Given instruction ▸
Seek out every line containing the word "color", and copy each.

==================================================

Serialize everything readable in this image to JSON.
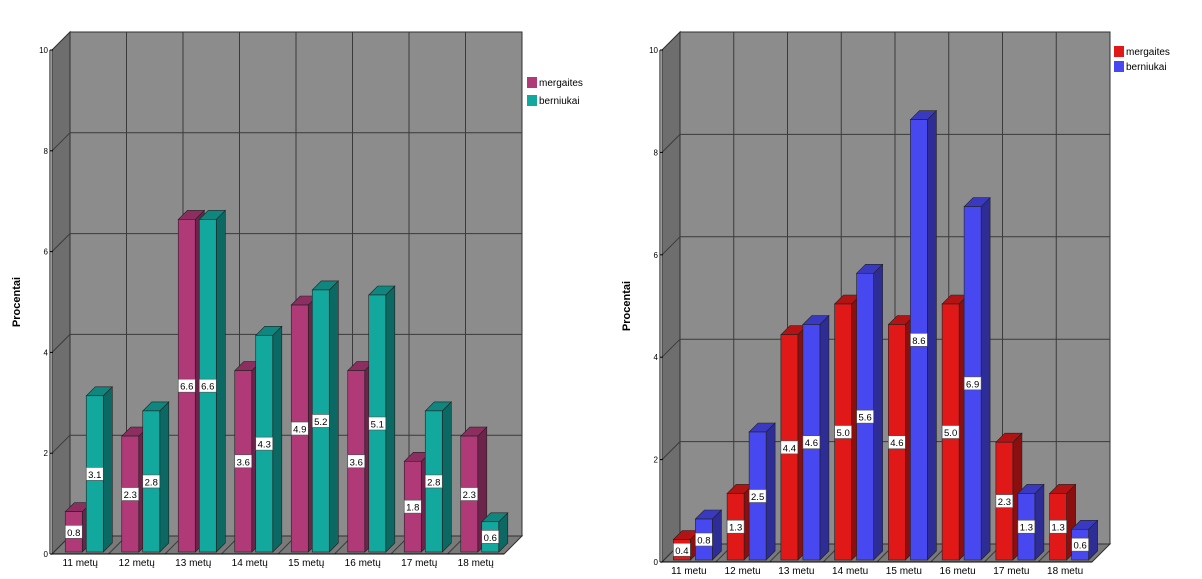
{
  "chart_data": [
    {
      "type": "bar",
      "categories": [
        "11 metų",
        "12 metų",
        "13 metų",
        "14 metų",
        "15 metų",
        "16 metų",
        "17 metų",
        "18 metų"
      ],
      "series": [
        {
          "name": "mergaites",
          "color": "#b03a78",
          "values": [
            0.8,
            2.3,
            6.6,
            3.6,
            4.9,
            3.6,
            1.8,
            2.3
          ],
          "labels": [
            "0.8",
            "2.3",
            "6.6",
            "3.6",
            "4.9",
            "3.6",
            "1.8",
            "2.3"
          ]
        },
        {
          "name": "berniukai",
          "color": "#13a89e",
          "values": [
            3.1,
            2.8,
            6.6,
            4.3,
            5.2,
            5.1,
            2.8,
            0.6
          ],
          "labels": [
            "3.1",
            "2.8",
            "6.6",
            "4.3",
            "5.2",
            "5.1",
            "2.8",
            "0.6"
          ]
        }
      ],
      "ylabel": "Procentai",
      "yticks": [
        "0",
        "2",
        "4",
        "6",
        "8",
        "10"
      ],
      "ylim": [
        0,
        10
      ],
      "grid": true,
      "legend": "top-right"
    },
    {
      "type": "bar",
      "categories": [
        "11 metų",
        "12 metų",
        "13 metų",
        "14 metų",
        "15 metų",
        "16 metų",
        "17 metų",
        "18 metų"
      ],
      "series": [
        {
          "name": "mergaites",
          "color": "#e01818",
          "values": [
            0.4,
            1.3,
            4.4,
            5.0,
            4.6,
            5.0,
            2.3,
            1.3
          ],
          "labels": [
            "0.4",
            "1.3",
            "4.4",
            "5.0",
            "4.6",
            "5.0",
            "2.3",
            "1.3"
          ]
        },
        {
          "name": "berniukai",
          "color": "#4848f0",
          "values": [
            0.8,
            2.5,
            4.6,
            5.6,
            8.6,
            6.9,
            1.3,
            0.6
          ],
          "labels": [
            "0.8",
            "2.5",
            "4.6",
            "5.6",
            "8.6",
            "6.9",
            "1.3",
            "0.6"
          ]
        }
      ],
      "ylabel": "Procentai",
      "yticks": [
        "0",
        "2",
        "4",
        "6",
        "8",
        "10"
      ],
      "ylim": [
        0,
        10
      ],
      "grid": true,
      "legend": "top-right"
    }
  ]
}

==================================================

Result for this exercise ▸
          "color": "#b03a78",
          "color": "#13a89e",
          "color": "#e01818",
          "color": "#4848f0",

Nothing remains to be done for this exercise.